──────── Record list
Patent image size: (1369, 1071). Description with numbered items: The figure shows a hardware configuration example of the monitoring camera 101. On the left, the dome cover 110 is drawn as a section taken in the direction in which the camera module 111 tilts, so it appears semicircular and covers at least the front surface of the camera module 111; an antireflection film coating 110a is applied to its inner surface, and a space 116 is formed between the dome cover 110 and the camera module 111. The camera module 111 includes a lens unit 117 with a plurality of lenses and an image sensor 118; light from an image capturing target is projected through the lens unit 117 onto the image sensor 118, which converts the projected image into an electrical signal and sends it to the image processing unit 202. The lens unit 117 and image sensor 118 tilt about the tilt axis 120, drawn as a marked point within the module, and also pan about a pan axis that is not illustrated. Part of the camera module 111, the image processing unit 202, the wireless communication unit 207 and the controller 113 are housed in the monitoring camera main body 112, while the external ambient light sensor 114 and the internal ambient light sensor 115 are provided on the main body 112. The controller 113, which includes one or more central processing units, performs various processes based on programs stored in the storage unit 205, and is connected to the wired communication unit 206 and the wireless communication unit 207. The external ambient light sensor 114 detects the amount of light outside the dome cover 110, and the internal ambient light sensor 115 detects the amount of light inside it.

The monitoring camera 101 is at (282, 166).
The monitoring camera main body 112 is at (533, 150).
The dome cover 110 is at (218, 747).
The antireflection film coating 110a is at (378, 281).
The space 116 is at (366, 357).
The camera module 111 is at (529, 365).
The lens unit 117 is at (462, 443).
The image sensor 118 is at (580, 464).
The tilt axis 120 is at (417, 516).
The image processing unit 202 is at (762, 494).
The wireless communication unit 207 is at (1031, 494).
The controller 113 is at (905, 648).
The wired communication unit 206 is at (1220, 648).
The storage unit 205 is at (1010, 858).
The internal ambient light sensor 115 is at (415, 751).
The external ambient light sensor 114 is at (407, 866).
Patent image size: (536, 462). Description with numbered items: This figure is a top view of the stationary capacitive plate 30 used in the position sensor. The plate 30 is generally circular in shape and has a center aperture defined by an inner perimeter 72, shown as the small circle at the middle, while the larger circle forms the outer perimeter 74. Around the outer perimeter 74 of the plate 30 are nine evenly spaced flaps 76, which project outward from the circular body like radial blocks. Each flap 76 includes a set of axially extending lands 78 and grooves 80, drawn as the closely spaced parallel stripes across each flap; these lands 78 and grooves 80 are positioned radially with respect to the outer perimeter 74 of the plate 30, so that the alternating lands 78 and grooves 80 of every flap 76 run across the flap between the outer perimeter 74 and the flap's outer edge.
────────────────
*What you are asked to do:*
Copy the entire listing above verbatim, from its first line through its last.

*Task answer:*
Patent image size: (1369, 1071). Description with numbered items: The figure shows a hardware configuration example of the monitoring camera 101. On the left, the dome cover 110 is drawn as a section taken in the direction in which the camera module 111 tilts, so it appears semicircular and covers at least the front surface of the camera module 111; an antireflection film coating 110a is applied to its inner surface, and a space 116 is formed between the dome cover 110 and the camera module 111. The camera module 111 includes a lens unit 117 with a plurality of lenses and an image sensor 118; light from an image capturing target is projected through the lens unit 117 onto the image sensor 118, which converts the projected image into an electrical signal and sends it to the image processing unit 202. The lens unit 117 and image sensor 118 tilt about the tilt axis 120, drawn as a marked point within the module, and also pan about a pan axis that is not illustrated. Part of the camera module 111, the image processing unit 202, the wireless communication unit 207 and the controller 113 are housed in the monitoring camera main body 112, while the external ambient light sensor 114 and the internal ambient light sensor 115 are provided on the main body 112. The controller 113, which includes one or more central processing units, performs various processes based on programs stored in the storage unit 205, and is connected to the wired communication unit 206 and the wireless communication unit 207. The external ambient light sensor 114 detects the amount of light outside the dome cover 110, and the internal ambient light sensor 115 detects the amount of light inside it.

The monitoring camera 101 is at (282, 166).
The monitoring camera main body 112 is at (533, 150).
The dome cover 110 is at (218, 747).
The antireflection film coating 110a is at (378, 281).
The space 116 is at (366, 357).
The camera module 111 is at (529, 365).
The lens unit 117 is at (462, 443).
The image sensor 118 is at (580, 464).
The tilt axis 120 is at (417, 516).
The image processing unit 202 is at (762, 494).
The wireless communication unit 207 is at (1031, 494).
The controller 113 is at (905, 648).
The wired communication unit 206 is at (1220, 648).
The storage unit 205 is at (1010, 858).
The internal ambient light sensor 115 is at (415, 751).
The external ambient light sensor 114 is at (407, 866).
Patent image size: (536, 462). Description with numbered items: This figure is a top view of the stationary capacitive plate 30 used in the position sensor. The plate 30 is generally circular in shape and has a center aperture defined by an inner perimeter 72, shown as the small circle at the middle, while the larger circle forms the outer perimeter 74. Around the outer perimeter 74 of the plate 30 are nine evenly spaced flaps 76, which project outward from the circular body like radial blocks. Each flap 76 includes a set of axially extending lands 78 and grooves 80, drawn as the closely spaced parallel stripes across each flap; these lands 78 and grooves 80 are positioned radially with respect to the outer perimeter 74 of the plate 30, so that the alternating lands 78 and grooves 80 of every flap 76 run across the flap between the outer perimeter 74 and the flap's outer edge.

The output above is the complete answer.